SHORT TASK
Leave out the pictures, then reproduce the rest of the material exactly.

* start SUPPLIED DATA *

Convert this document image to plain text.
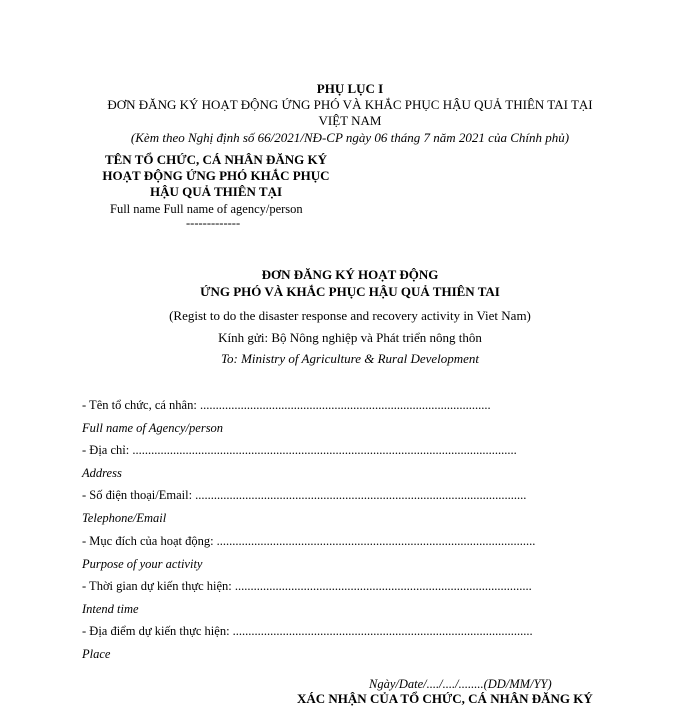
PHỤ LỤC I
ĐƠN ĐĂNG KÝ HOẠT ĐỘNG ỨNG PHÓ VÀ KHẮC PHỤC HẬU QUẢ THIÊN TAI TẠI
VIỆT NAM
(Kèm theo Nghị định số 66/2021/NĐ-CP ngày 06 tháng 7 năm 2021 của Chính phủ)
TÊN TỔ CHỨC, CÁ NHÂN ĐĂNG KÝ
HOẠT ĐỘNG ỨNG PHÓ KHẮC PHỤC
HẬU QUẢ THIÊN TẠI
Full name Full name of agency/person
-------------
ĐƠN ĐĂNG KÝ HOẠT ĐỘNG
ỨNG PHÓ VÀ KHẮC PHỤC HẬU QUẢ THIÊN TAI
(Regist to do the disaster response and recovery activity in Viet Nam)
Kính gửi: Bộ Nông nghiệp và Phát triển nông thôn
To: Ministry of Agriculture & Rural Development
- Tên tổ chức, cá nhân: .............................................................................................
Full name of Agency/person
- Địa chỉ: ...........................................................................................................................
Address
- Số điện thoại/Email: ..........................................................................................................
Telephone/Email
- Mục đích của hoạt động: ......................................................................................................
Purpose of your activity
- Thời gian dự kiến thực hiện: ...............................................................................................
Intend time
- Địa điểm dự kiến thực hiện: ................................................................................................
Place
Ngày/Date/..../..../........(DD/MM/YY)
XÁC NHẬN CỦA TỔ CHỨC, CÁ NHÂN ĐĂNG KÝ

* end SUPPLIED DATA *

RESULT FOR THIS EXERCISE
Convert this document image to plain text.
PHỤ LỤC I
ĐƠN ĐĂNG KÝ HOẠT ĐỘNG ỨNG PHÓ VÀ KHẮC PHỤC HẬU QUẢ THIÊN TAI TẠI
VIỆT NAM
(Kèm theo Nghị định số 66/2021/NĐ-CP ngày 06 tháng 7 năm 2021 của Chính phủ)
TÊN TỔ CHỨC, CÁ NHÂN ĐĂNG KÝ
HOẠT ĐỘNG ỨNG PHÓ KHẮC PHỤC
HẬU QUẢ THIÊN TẠI
Full name Full name of agency/person
-------------
ĐƠN ĐĂNG KÝ HOẠT ĐỘNG
ỨNG PHÓ VÀ KHẮC PHỤC HẬU QUẢ THIÊN TAI
(Regist to do the disaster response and recovery activity in Viet Nam)
Kính gửi: Bộ Nông nghiệp và Phát triển nông thôn
To: Ministry of Agriculture & Rural Development
- Tên tổ chức, cá nhân: .............................................................................................
Full name of Agency/person
- Địa chỉ: ...........................................................................................................................
Address
- Số điện thoại/Email: ..........................................................................................................
Telephone/Email
- Mục đích của hoạt động: ......................................................................................................
Purpose of your activity
- Thời gian dự kiến thực hiện: ...............................................................................................
Intend time
- Địa điểm dự kiến thực hiện: ................................................................................................
Place
Ngày/Date/..../..../........(DD/MM/YY)
XÁC NHẬN CỦA TỔ CHỨC, CÁ NHÂN ĐĂNG KÝ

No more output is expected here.